Required task> Make an exact copy of all the entries, but do not reproduce the pictures.

Data supplied>
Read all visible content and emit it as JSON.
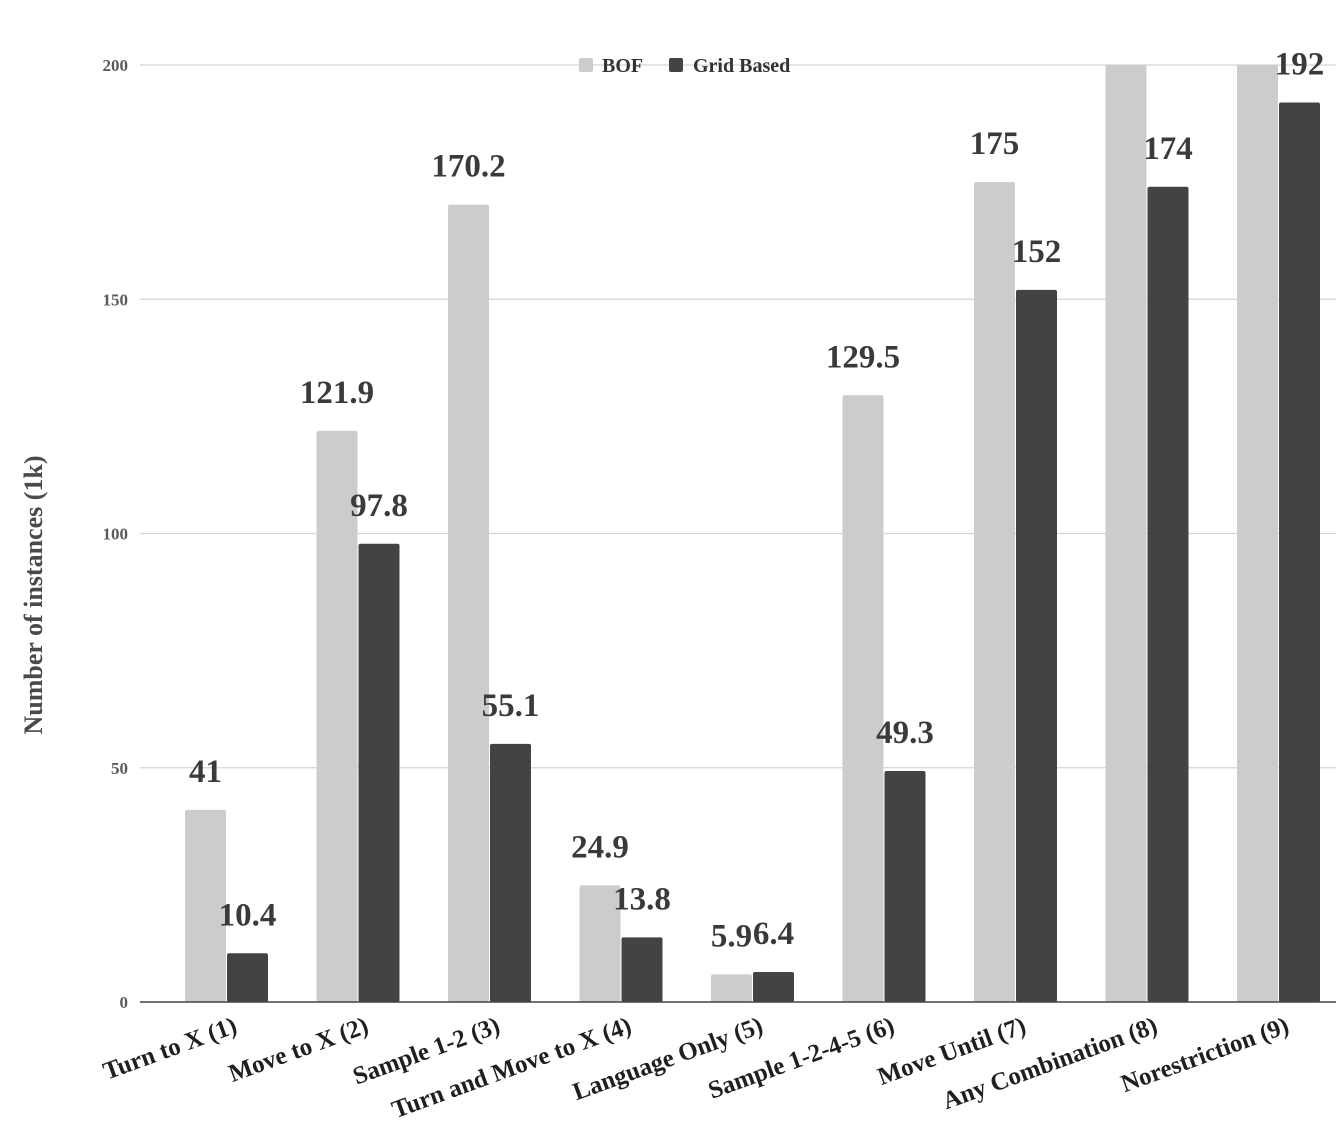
{
  "chart_data": {
    "type": "bar",
    "title": "",
    "xlabel": "",
    "ylabel": "Number of instances (1k)",
    "ylim": [
      0,
      200
    ],
    "yticks": [
      0,
      50,
      100,
      150,
      200
    ],
    "grid": true,
    "legend_position": "top-center",
    "categories": [
      "Turn to X (1)",
      "Move to X (2)",
      "Sample 1-2 (3)",
      "Turn and Move to X (4)",
      "Language Only (5)",
      "Sample 1-2-4-5 (6)",
      "Move Until (7)",
      "Any Combination (8)",
      "Norestriction (9)"
    ],
    "series": [
      {
        "name": "BOF",
        "color": "#cccccc",
        "values": [
          41,
          121.9,
          170.2,
          24.9,
          5.9,
          129.5,
          175,
          200,
          200
        ],
        "labels": [
          "41",
          "121.9",
          "170.2",
          "24.9",
          "5.9",
          "129.5",
          "175",
          "",
          ""
        ]
      },
      {
        "name": "Grid Based",
        "color": "#434343",
        "values": [
          10.4,
          97.8,
          55.1,
          13.8,
          6.4,
          49.3,
          152,
          174,
          192
        ],
        "labels": [
          "10.4",
          "97.8",
          "55.1",
          "13.8",
          "6.4",
          "49.3",
          "152",
          "174",
          "192"
        ]
      }
    ]
  }
}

Written answer>
Read all visible content and emit it as JSON.
{
  "chart_data": {
    "type": "bar",
    "title": "",
    "xlabel": "",
    "ylabel": "Number of instances (1k)",
    "ylim": [
      0,
      200
    ],
    "yticks": [
      0,
      50,
      100,
      150,
      200
    ],
    "grid": true,
    "legend_position": "top-center",
    "categories": [
      "Turn to X (1)",
      "Move to X (2)",
      "Sample 1-2 (3)",
      "Turn and Move to X (4)",
      "Language Only (5)",
      "Sample 1-2-4-5 (6)",
      "Move Until (7)",
      "Any Combination (8)",
      "Norestriction (9)"
    ],
    "series": [
      {
        "name": "BOF",
        "color": "#cccccc",
        "values": [
          41,
          121.9,
          170.2,
          24.9,
          5.9,
          129.5,
          175,
          200,
          200
        ],
        "labels": [
          "41",
          "121.9",
          "170.2",
          "24.9",
          "5.9",
          "129.5",
          "175",
          "",
          ""
        ]
      },
      {
        "name": "Grid Based",
        "color": "#434343",
        "values": [
          10.4,
          97.8,
          55.1,
          13.8,
          6.4,
          49.3,
          152,
          174,
          192
        ],
        "labels": [
          "10.4",
          "97.8",
          "55.1",
          "13.8",
          "6.4",
          "49.3",
          "152",
          "174",
          "192"
        ]
      }
    ]
  }
}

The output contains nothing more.